# start of Working data

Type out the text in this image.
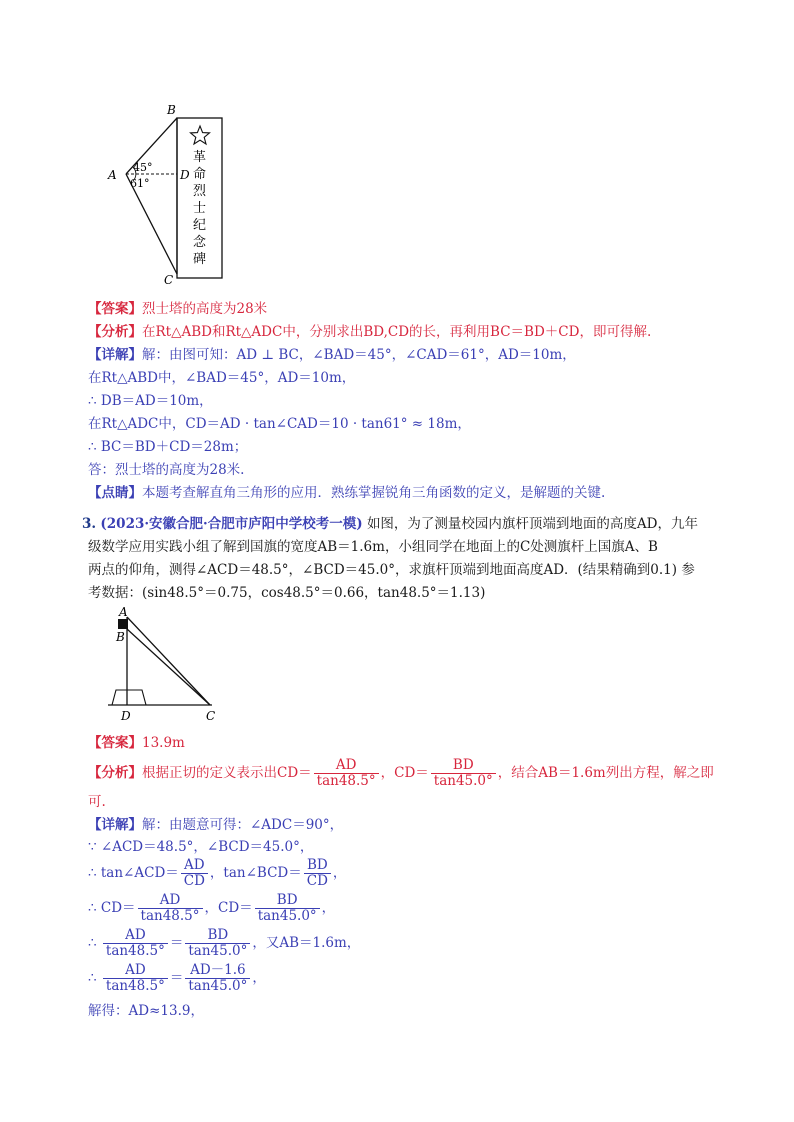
B
A	D
C
45°
61°
革
命
烈
士
纪
念
碑
【答案】烈士塔的高度为28米
【分析】在Rt△ABD和Rt△ADC中，分别求出BD,CD的长，再利用BC＝BD＋CD，即可得解.
【详解】解：由图可知：AD ⊥ BC，∠BAD＝45°，∠CAD＝61°，AD＝10m，
在Rt△ABD中，∠BAD＝45°，AD＝10m，
∴ DB＝AD＝10m，
在Rt△ADC中，CD＝AD · tan∠CAD＝10 · tan61° ≈ 18m，
∴ BC＝BD＋CD＝28m；
答：烈士塔的高度为28米.
【点睛】本题考查解直角三角形的应用．熟练掌握锐角三角函数的定义，是解题的关键.
3. (2023·安徽合肥·合肥市庐阳中学校考一模) 如图，为了测量校园内旗杆顶端到地面的高度AD，九年
级数学应用实践小组了解到国旗的宽度AB＝1.6m，小组同学在地面上的C处测旗杆上国旗A、B
两点的仰角，测得∠ACD＝48.5°，∠BCD＝45.0°，求旗杆顶端到地面高度AD．(结果精确到0.1) 参
考数据：(sin48.5°＝0.75，cos48.5°＝0.66，tan48.5°＝1.13)
A
B
D	C
【答案】13.9m
【分析】根据正切的定义表示出$CD= \frac{AD}{\tan 48.5^\circ}$ ，$CD= \frac{BD}{\tan 45.0^\circ}$ ，结合AB＝1.6m列出方程，解之即
可.
【详解】解：由题意可得：∠ADC＝90°，
∵ ∠ACD＝48.5°，∠BCD＝45.0°，
∴ tan∠ACD＝ $\frac{AD}{CD}$ ，tan∠BCD＝ $\frac{BD}{CD}$ ，
∴ $CD= \frac{AD}{\tan 48.5^\circ}$ ，$CD= \frac{BD}{\tan 45.0^\circ}$ ，
∴ $\frac{AD}{\tan 48.5^\circ} = \frac{BD}{\tan 45.0^\circ}$ ，又AB＝1.6m，
∴ $\frac{AD}{\tan 48.5^\circ} = \frac{AD-1.6}{\tan 45.0^\circ}$ ，
解得：AD≈13.9，
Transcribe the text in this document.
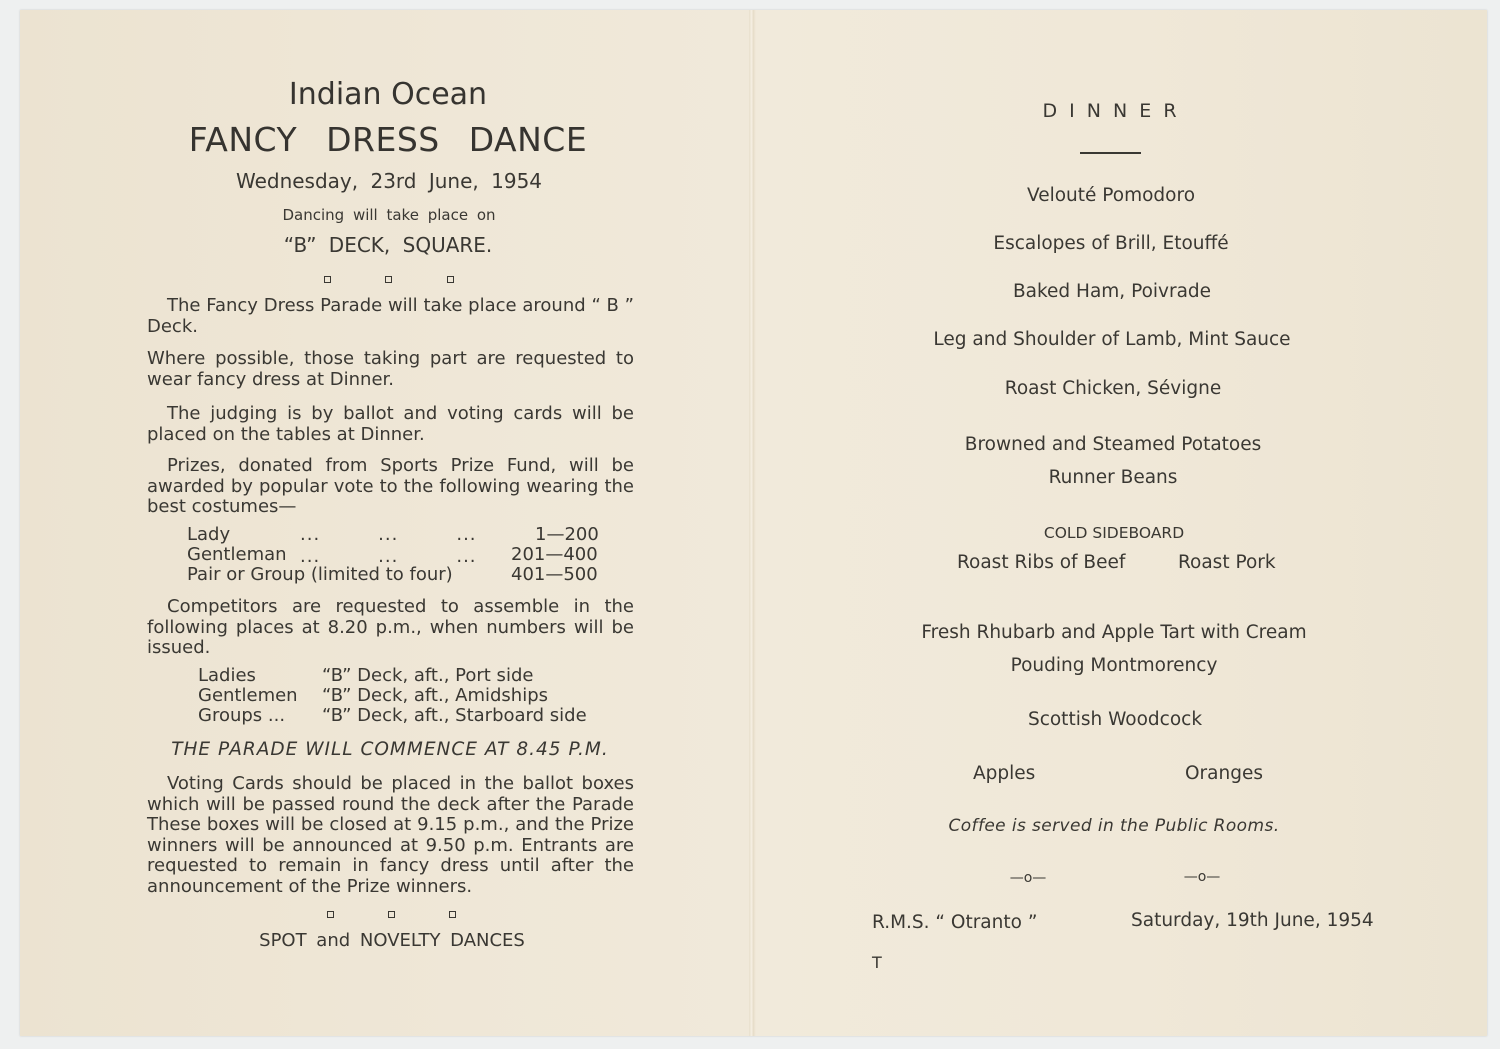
Indian Ocean
FANCY DRESS DANCE
Wednesday, 23rd June, 1954
Dancing will take place on
“B” DECK, SQUARE.
The Fancy Dress Parade will take place around “ B ” Deck.
Where possible, those taking part are requested to wear fancy dress at Dinner.
The judging is by ballot and voting cards will be placed on the tables at Dinner.
Prizes, donated from Sports Prize Fund, will be awarded by popular vote to the following wearing the best costumes—
Lady	...	...	...	1—200
Gentleman ...	...	... 201—400
Pair or Group (limited to four)	401—500
Competitors are requested to assemble in the following places at 8.20 p.m., when numbers will be issued.
Ladies	“B” Deck, aft., Port side
Gentlemen “B” Deck, aft., Amidships
Groups ... “B” Deck, aft., Starboard side
THE PARADE WILL COMMENCE AT 8.45 P.M.
Voting Cards should be placed in the ballot boxes which will be passed round the deck after the Parade These boxes will be closed at 9.15 p.m., and the Prize winners will be announced at 9.50 p.m. Entrants are requested to remain in fancy dress until after the announcement of the Prize winners.
SPOT and NOVELTY DANCES
D I N N E R
Velouté Pomodoro
Escalopes of Brill, Etouffé
Baked Ham, Poivrade
Leg and Shoulder of Lamb, Mint Sauce
Roast Chicken, Sévigne
Browned and Steamed Potatoes
Runner Beans
COLD SIDEBOARD
Roast Ribs of Beef	Roast Pork
Fresh Rhubarb and Apple Tart with Cream
Pouding Montmorency
Scottish Woodcock
Apples	Oranges
Coffee is served in the Public Rooms.
—o—	—o—
R.M.S. “ Otranto ”	Saturday, 19th June, 1954
T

# end of Working data

◆ **Written exercise**
Quote the data above in full and without alteration; skip the pictures.

◆ **Output**
Type out the text in this image.
B
A	D
C
45°
61°
革
命
烈
士
纪
念
碑
【答案】烈士塔的高度为28米
【分析】在Rt△ABD和Rt△ADC中，分别求出BD,CD的长，再利用BC＝BD＋CD，即可得解.
【详解】解：由图可知：AD ⊥ BC，∠BAD＝45°，∠CAD＝61°，AD＝10m，
在Rt△ABD中，∠BAD＝45°，AD＝10m，
∴ DB＝AD＝10m，
在Rt△ADC中，CD＝AD · tan∠CAD＝10 · tan61° ≈ 18m，
∴ BC＝BD＋CD＝28m；
答：烈士塔的高度为28米.
【点睛】本题考查解直角三角形的应用．熟练掌握锐角三角函数的定义，是解题的关键.
3. (2023·安徽合肥·合肥市庐阳中学校考一模) 如图，为了测量校园内旗杆顶端到地面的高度AD，九年
级数学应用实践小组了解到国旗的宽度AB＝1.6m，小组同学在地面上的C处测旗杆上国旗A、B
两点的仰角，测得∠ACD＝48.5°，∠BCD＝45.0°，求旗杆顶端到地面高度AD．(结果精确到0.1) 参
考数据：(sin48.5°＝0.75，cos48.5°＝0.66，tan48.5°＝1.13)
A
B
D	C
【答案】13.9m
【分析】根据正切的定义表示出$CD= \frac{AD}{\tan 48.5^\circ}$ ，$CD= \frac{BD}{\tan 45.0^\circ}$ ，结合AB＝1.6m列出方程，解之即
可.
【详解】解：由题意可得：∠ADC＝90°，
∵ ∠ACD＝48.5°，∠BCD＝45.0°，
∴ tan∠ACD＝ $\frac{AD}{CD}$ ，tan∠BCD＝ $\frac{BD}{CD}$ ，
∴ $CD= \frac{AD}{\tan 48.5^\circ}$ ，$CD= \frac{BD}{\tan 45.0^\circ}$ ，
∴ $\frac{AD}{\tan 48.5^\circ} = \frac{BD}{\tan 45.0^\circ}$ ，又AB＝1.6m，
∴ $\frac{AD}{\tan 48.5^\circ} = \frac{AD-1.6}{\tan 45.0^\circ}$ ，
解得：AD≈13.9，
Transcribe the text in this document.
Indian Ocean
FANCY DRESS DANCE
Wednesday, 23rd June, 1954
Dancing will take place on
“B” DECK, SQUARE.
The Fancy Dress Parade will take place around “ B ” Deck.
Where possible, those taking part are requested to wear fancy dress at Dinner.
The judging is by ballot and voting cards will be placed on the tables at Dinner.
Prizes, donated from Sports Prize Fund, will be awarded by popular vote to the following wearing the best costumes—
Lady	...	...	...	1—200
Gentleman ...	...	... 201—400
Pair or Group (limited to four)	401—500
Competitors are requested to assemble in the following places at 8.20 p.m., when numbers will be issued.
Ladies	“B” Deck, aft., Port side
Gentlemen “B” Deck, aft., Amidships
Groups ... “B” Deck, aft., Starboard side
THE PARADE WILL COMMENCE AT 8.45 P.M.
Voting Cards should be placed in the ballot boxes which will be passed round the deck after the Parade These boxes will be closed at 9.15 p.m., and the Prize winners will be announced at 9.50 p.m. Entrants are requested to remain in fancy dress until after the announcement of the Prize winners.
SPOT and NOVELTY DANCES
D I N N E R
Velouté Pomodoro
Escalopes of Brill, Etouffé
Baked Ham, Poivrade
Leg and Shoulder of Lamb, Mint Sauce
Roast Chicken, Sévigne
Browned and Steamed Potatoes
Runner Beans
COLD SIDEBOARD
Roast Ribs of Beef	Roast Pork
Fresh Rhubarb and Apple Tart with Cream
Pouding Montmorency
Scottish Woodcock
Apples	Oranges
Coffee is served in the Public Rooms.
—o—	—o—
R.M.S. “ Otranto ”	Saturday, 19th June, 1954
T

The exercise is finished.